**Stated problem:** Copy the items from the line with "- greeting: 尊敬的各位老师，同学们，同志们：: [196, 295, 549, 320]" to the line with "- header-banner: [0, 83, 950, 123]", both ends included, keeping each line unchanged.

**Exercise input:**
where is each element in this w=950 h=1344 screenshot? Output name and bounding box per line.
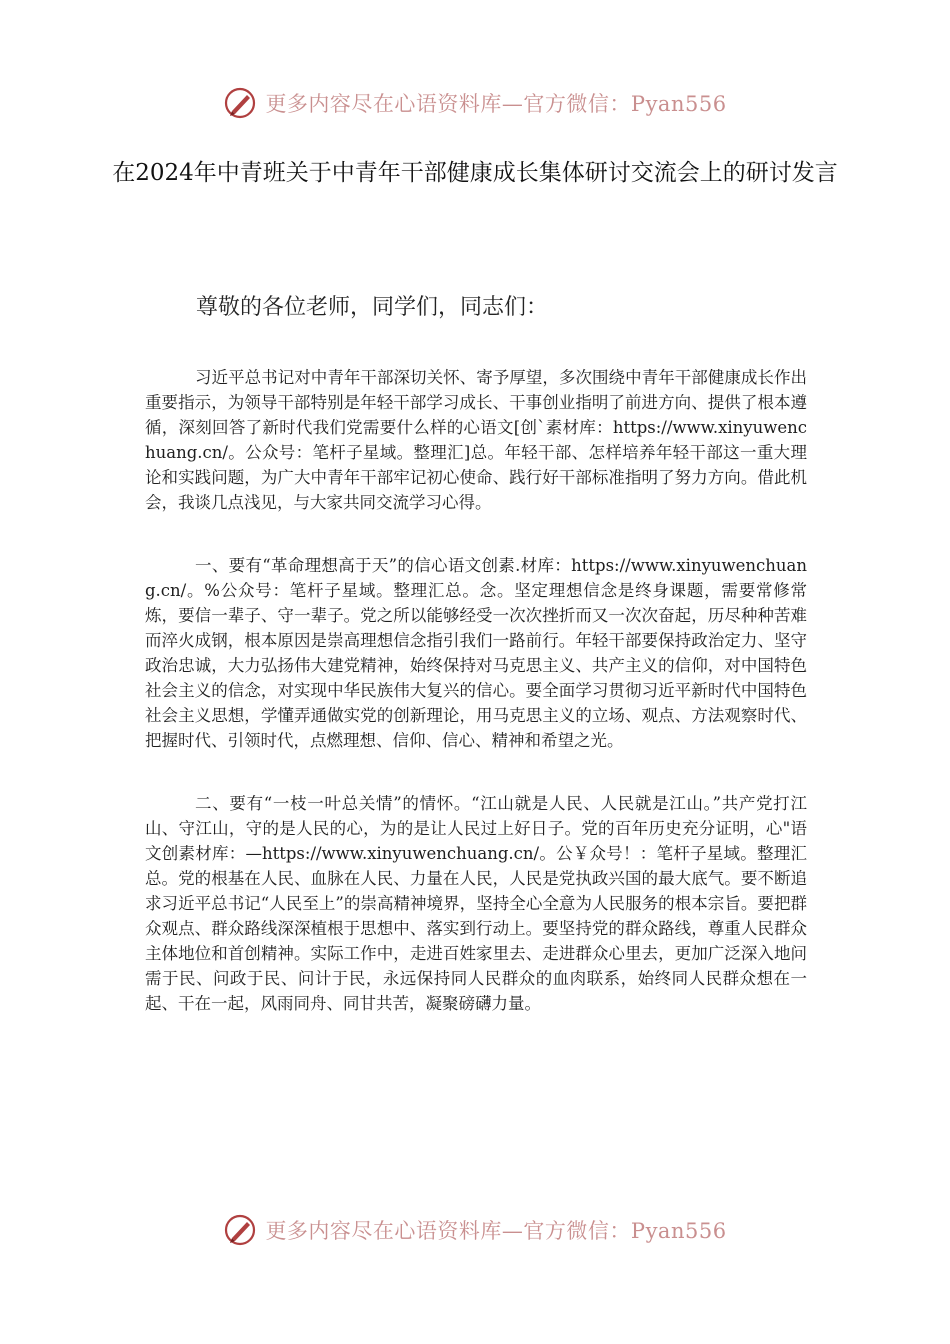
- greeting: 尊敬的各位老师，同学们，同志们：: [196, 295, 549, 320]
- paragraph-section-one: 一、要有“革命理想高于天”的信心语文创素.材库：https://www.xinyuwenchuang.cn/。%公众号：笔杆子星域。整理汇总。念。坚定理想信念是终身课题，需要常修常炼，要信一辈子、守一辈子。党之所以能够经受一次次挫折而又一次次奋起，历尽种种苦难而淬火成钢，根本原因是崇高理想信念指引我们一路前行。年轻干部要保持政治定力、坚守政治忠诚，大力弘扬伟大建党精神，始终保持对马克思主义、共产主义的信仰，对中国特色社会主义的信念，对实现中华民族伟大复兴的信心。要全面学习贯彻习近平新时代中国特色社会主义思想，学懂弄通做实党的创新理论，用马克思主义的立场、观点、方法观察时代、把握时代、引领时代，点燃理想、信仰、信心、精神和希望之光。: [145, 556, 807, 750]
- pen-logo-icon: [223, 1213, 257, 1247]
- page-title: 在2024年中青班关于中青年干部健康成长集体研讨交流会上的研讨发言: [112, 160, 838, 186]
- banner-text: 更多内容尽在心语资料库—官方微信：Pyan556: [265, 1219, 727, 1243]
- paragraph-section-two: 二、要有“一枝一叶总关情”的情怀。“江山就是人民、人民就是江山。”共产党打江山、守江山，守的是人民的心，为的是让人民过上好日子。党的百年历史充分证明，心"语文创素材库：—https://www.xinyuwenchuang.cn/。公￥众号！：笔杆子星域。整理汇总。党的根基在人民、血脉在人民、力量在人民，人民是党执政兴国的最大底气。要不断追求习近平总书记“人民至上”的崇高精神境界，坚持全心全意为人民服务的根本宗旨。要把群众观点、群众路线深深植根于思想中、落实到行动上。要坚持党的群众路线，尊重人民群众主体地位和首创精神。实际工作中，走进百姓家里去、走进群众心里去，更加广泛深入地问需于民、问政于民、问计于民，永远保持同人民群众的血肉联系，始终同人民群众想在一起、干在一起，风雨同舟、同甘共苦，凝聚磅礴力量。: [145, 794, 807, 1013]
- footer-banner: [0, 1210, 950, 1250]
- document-body: [145, 365, 807, 1054]
- banner-text: 更多内容尽在心语资料库—官方微信：Pyan556: [265, 92, 727, 116]
- header-banner: [0, 83, 950, 123]
- paragraph-intro: 习近平总书记对中青年干部深切关怀、寄予厚望，多次围绕中青年干部健康成长作出重要指示，为领导干部特别是年轻干部学习成长、干事创业指明了前进方向、提供了根本遵循，深刻回答了新时代我们党需要什么样的心语文[创`素材库：https://www.xinyuwenchuang.cn/。公众号：笔杆子星域。整理汇]总。年轻干部、怎样培养年轻干部这一重大理论和实践问题，为广大中青年干部牢记初心使命、践行好干部标准指明了努力方向。借此机会，我谈几点浅见，与大家共同交流学习心得。: [145, 368, 807, 512]
- pen-logo-icon: [223, 86, 257, 120]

**Answer for the task:**
- greeting: 尊敬的各位老师，同学们，同志们：: [196, 295, 549, 320]
- paragraph-section-one: 一、要有“革命理想高于天”的信心语文创素.材库：https://www.xinyuwenchuang.cn/。%公众号：笔杆子星域。整理汇总。念。坚定理想信念是终身课题，需要常修常炼，要信一辈子、守一辈子。党之所以能够经受一次次挫折而又一次次奋起，历尽种种苦难而淬火成钢，根本原因是崇高理想信念指引我们一路前行。年轻干部要保持政治定力、坚守政治忠诚，大力弘扬伟大建党精神，始终保持对马克思主义、共产主义的信仰，对中国特色社会主义的信念，对实现中华民族伟大复兴的信心。要全面学习贯彻习近平新时代中国特色社会主义思想，学懂弄通做实党的创新理论，用马克思主义的立场、观点、方法观察时代、把握时代、引领时代，点燃理想、信仰、信心、精神和希望之光。: [145, 556, 807, 750]
- pen-logo-icon: [223, 1213, 257, 1247]
- page-title: 在2024年中青班关于中青年干部健康成长集体研讨交流会上的研讨发言: [112, 160, 838, 186]
- banner-text: 更多内容尽在心语资料库—官方微信：Pyan556: [265, 1219, 727, 1243]
- paragraph-section-two: 二、要有“一枝一叶总关情”的情怀。“江山就是人民、人民就是江山。”共产党打江山、守江山，守的是人民的心，为的是让人民过上好日子。党的百年历史充分证明，心"语文创素材库：—https://www.xinyuwenchuang.cn/。公￥众号！：笔杆子星域。整理汇总。党的根基在人民、血脉在人民、力量在人民，人民是党执政兴国的最大底气。要不断追求习近平总书记“人民至上”的崇高精神境界，坚持全心全意为人民服务的根本宗旨。要把群众观点、群众路线深深植根于思想中、落实到行动上。要坚持党的群众路线，尊重人民群众主体地位和首创精神。实际工作中，走进百姓家里去、走进群众心里去，更加广泛深入地问需于民、问政于民、问计于民，永远保持同人民群众的血肉联系，始终同人民群众想在一起、干在一起，风雨同舟、同甘共苦，凝聚磅礴力量。: [145, 794, 807, 1013]
- footer-banner: [0, 1210, 950, 1250]
- document-body: [145, 365, 807, 1054]
- banner-text: 更多内容尽在心语资料库—官方微信：Pyan556: [265, 92, 727, 116]
- header-banner: [0, 83, 950, 123]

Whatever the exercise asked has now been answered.